-- BEGIN Excerpted data --

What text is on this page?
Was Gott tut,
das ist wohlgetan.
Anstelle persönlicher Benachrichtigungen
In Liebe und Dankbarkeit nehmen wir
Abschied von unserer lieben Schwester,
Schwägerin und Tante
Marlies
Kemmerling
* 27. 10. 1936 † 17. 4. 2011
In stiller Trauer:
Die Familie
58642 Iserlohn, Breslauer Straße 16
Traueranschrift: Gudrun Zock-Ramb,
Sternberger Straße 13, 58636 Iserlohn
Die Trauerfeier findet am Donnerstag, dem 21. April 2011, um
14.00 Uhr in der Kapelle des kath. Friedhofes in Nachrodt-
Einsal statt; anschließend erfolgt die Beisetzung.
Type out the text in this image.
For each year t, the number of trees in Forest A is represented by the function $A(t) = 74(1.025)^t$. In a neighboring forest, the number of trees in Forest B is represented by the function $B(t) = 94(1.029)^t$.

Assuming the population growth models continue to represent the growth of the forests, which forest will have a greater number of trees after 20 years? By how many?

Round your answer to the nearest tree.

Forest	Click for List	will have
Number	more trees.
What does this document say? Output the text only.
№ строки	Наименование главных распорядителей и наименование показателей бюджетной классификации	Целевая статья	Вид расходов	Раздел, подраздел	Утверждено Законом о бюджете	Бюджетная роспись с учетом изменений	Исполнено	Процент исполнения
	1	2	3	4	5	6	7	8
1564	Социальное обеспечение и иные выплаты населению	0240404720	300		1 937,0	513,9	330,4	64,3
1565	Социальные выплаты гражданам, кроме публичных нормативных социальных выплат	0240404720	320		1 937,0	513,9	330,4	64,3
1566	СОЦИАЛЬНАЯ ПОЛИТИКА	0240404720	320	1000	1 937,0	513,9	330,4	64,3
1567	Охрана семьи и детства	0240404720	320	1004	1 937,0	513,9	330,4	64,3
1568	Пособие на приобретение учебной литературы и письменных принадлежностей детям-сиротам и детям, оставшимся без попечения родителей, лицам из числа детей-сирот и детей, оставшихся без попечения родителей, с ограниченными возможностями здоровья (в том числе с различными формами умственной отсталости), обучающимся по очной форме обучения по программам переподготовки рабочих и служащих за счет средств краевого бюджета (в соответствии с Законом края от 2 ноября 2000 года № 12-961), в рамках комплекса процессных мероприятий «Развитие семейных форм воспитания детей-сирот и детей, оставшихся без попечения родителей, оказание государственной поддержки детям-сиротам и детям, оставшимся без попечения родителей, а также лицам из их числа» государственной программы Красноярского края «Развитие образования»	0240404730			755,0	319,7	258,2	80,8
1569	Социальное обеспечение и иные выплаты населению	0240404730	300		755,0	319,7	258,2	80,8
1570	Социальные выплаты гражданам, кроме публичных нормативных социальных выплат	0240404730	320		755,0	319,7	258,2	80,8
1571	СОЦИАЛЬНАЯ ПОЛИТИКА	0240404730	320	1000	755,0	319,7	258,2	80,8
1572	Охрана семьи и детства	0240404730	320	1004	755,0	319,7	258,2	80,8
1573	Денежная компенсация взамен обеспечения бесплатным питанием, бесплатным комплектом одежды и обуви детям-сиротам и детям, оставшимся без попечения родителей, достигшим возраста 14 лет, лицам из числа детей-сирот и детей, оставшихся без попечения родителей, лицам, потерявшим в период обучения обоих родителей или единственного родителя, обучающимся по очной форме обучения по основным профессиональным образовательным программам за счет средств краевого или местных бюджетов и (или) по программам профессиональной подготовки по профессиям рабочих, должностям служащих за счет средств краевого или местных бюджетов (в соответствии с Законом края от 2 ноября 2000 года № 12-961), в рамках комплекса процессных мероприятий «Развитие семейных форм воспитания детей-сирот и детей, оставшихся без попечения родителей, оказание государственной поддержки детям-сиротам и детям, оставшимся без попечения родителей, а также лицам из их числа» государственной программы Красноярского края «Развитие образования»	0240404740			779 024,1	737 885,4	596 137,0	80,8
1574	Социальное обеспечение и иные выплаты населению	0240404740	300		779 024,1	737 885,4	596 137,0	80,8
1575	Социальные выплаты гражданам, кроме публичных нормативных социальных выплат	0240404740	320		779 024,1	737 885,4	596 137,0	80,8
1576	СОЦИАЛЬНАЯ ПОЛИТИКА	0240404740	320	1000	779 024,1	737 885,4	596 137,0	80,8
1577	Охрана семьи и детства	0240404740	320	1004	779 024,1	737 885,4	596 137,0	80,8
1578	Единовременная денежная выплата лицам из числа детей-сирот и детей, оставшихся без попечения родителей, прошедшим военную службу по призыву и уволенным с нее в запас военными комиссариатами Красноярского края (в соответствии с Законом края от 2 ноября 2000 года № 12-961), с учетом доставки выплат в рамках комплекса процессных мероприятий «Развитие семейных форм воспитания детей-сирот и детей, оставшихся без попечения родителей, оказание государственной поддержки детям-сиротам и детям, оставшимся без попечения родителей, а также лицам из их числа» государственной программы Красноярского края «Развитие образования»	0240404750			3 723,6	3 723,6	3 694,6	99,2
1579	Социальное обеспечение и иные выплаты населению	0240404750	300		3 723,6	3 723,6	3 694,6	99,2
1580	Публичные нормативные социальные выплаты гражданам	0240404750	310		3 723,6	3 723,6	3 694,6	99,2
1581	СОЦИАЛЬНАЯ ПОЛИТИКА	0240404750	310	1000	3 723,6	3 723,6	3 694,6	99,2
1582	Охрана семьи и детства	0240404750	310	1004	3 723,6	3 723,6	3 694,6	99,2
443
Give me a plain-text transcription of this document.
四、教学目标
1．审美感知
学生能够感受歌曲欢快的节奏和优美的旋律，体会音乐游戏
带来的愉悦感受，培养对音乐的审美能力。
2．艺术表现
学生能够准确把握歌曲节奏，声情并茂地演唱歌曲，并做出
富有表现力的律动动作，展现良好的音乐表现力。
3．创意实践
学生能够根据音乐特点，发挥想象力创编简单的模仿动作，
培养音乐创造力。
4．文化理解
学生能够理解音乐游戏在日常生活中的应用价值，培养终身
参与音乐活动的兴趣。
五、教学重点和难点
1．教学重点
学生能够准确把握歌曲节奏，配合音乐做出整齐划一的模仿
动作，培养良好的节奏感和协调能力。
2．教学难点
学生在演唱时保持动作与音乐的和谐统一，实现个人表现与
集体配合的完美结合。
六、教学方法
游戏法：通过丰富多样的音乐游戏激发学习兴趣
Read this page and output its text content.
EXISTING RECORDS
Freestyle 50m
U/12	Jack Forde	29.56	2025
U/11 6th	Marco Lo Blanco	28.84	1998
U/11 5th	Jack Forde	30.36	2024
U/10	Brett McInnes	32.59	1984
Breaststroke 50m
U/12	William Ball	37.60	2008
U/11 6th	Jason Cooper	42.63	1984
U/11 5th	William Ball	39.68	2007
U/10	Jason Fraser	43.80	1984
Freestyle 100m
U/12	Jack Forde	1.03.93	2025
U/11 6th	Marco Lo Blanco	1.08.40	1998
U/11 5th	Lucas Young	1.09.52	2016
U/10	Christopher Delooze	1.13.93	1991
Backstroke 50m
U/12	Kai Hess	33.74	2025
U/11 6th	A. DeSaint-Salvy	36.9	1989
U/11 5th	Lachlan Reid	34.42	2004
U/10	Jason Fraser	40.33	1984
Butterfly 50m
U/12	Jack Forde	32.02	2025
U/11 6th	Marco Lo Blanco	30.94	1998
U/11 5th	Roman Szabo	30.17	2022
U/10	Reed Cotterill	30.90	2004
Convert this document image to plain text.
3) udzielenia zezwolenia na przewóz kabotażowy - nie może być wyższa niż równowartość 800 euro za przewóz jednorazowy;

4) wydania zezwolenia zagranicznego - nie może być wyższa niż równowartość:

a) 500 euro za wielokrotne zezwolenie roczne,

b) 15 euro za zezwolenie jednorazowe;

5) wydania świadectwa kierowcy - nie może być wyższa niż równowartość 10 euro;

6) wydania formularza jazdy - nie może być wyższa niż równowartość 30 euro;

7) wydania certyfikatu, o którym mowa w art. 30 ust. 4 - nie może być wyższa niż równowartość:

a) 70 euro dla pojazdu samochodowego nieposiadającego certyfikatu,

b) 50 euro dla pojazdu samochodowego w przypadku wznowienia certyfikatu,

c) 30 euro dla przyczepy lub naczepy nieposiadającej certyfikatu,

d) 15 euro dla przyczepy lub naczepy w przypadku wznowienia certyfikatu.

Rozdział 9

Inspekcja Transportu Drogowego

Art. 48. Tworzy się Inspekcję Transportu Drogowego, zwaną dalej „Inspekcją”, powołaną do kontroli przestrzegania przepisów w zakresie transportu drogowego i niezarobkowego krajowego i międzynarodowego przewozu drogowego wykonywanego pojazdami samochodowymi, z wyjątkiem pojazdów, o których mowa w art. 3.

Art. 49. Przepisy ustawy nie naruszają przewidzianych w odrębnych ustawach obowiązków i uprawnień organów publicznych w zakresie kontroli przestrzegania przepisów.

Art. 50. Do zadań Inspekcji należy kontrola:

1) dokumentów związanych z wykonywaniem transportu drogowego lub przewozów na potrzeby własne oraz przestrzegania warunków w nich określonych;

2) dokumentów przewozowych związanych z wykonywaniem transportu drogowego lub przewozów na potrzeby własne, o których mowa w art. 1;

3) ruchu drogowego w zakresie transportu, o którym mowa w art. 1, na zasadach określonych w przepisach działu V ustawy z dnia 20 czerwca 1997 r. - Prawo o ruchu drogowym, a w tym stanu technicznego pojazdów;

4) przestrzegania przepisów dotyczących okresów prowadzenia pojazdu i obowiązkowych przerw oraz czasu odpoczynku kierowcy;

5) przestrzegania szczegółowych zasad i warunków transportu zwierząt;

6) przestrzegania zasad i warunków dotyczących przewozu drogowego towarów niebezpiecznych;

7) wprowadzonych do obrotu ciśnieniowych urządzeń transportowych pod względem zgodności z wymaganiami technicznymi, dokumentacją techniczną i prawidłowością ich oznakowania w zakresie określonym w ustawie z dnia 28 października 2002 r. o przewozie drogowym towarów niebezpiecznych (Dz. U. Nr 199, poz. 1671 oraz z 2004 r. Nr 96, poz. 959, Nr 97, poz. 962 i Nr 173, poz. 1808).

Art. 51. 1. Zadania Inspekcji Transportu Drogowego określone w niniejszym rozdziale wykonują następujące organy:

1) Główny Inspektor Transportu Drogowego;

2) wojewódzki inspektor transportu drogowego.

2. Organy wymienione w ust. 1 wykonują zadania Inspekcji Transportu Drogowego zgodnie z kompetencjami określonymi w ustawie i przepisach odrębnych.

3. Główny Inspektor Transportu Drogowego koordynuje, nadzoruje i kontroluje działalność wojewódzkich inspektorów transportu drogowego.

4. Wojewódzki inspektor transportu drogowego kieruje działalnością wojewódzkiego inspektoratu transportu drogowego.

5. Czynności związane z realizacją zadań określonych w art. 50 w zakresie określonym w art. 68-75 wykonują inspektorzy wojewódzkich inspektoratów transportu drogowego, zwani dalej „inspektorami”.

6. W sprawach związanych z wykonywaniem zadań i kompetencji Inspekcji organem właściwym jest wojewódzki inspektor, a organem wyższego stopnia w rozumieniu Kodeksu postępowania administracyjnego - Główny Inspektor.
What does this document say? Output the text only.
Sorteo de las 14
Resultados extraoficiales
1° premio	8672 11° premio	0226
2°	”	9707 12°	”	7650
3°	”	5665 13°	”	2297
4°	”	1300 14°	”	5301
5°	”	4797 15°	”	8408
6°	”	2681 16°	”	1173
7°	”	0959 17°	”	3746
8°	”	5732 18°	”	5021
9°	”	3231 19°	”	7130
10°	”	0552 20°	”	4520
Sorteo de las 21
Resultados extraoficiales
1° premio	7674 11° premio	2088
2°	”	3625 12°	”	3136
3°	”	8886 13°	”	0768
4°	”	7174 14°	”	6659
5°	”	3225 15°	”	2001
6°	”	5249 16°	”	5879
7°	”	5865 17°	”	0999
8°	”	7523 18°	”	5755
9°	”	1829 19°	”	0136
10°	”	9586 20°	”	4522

-- END Excerpted data --

• Aim of the exercise: Copy out the lines that hold "Ball".

• Reply:
U/12	William Ball	37.60	2008
U/11 5th	William Ball	39.68	2007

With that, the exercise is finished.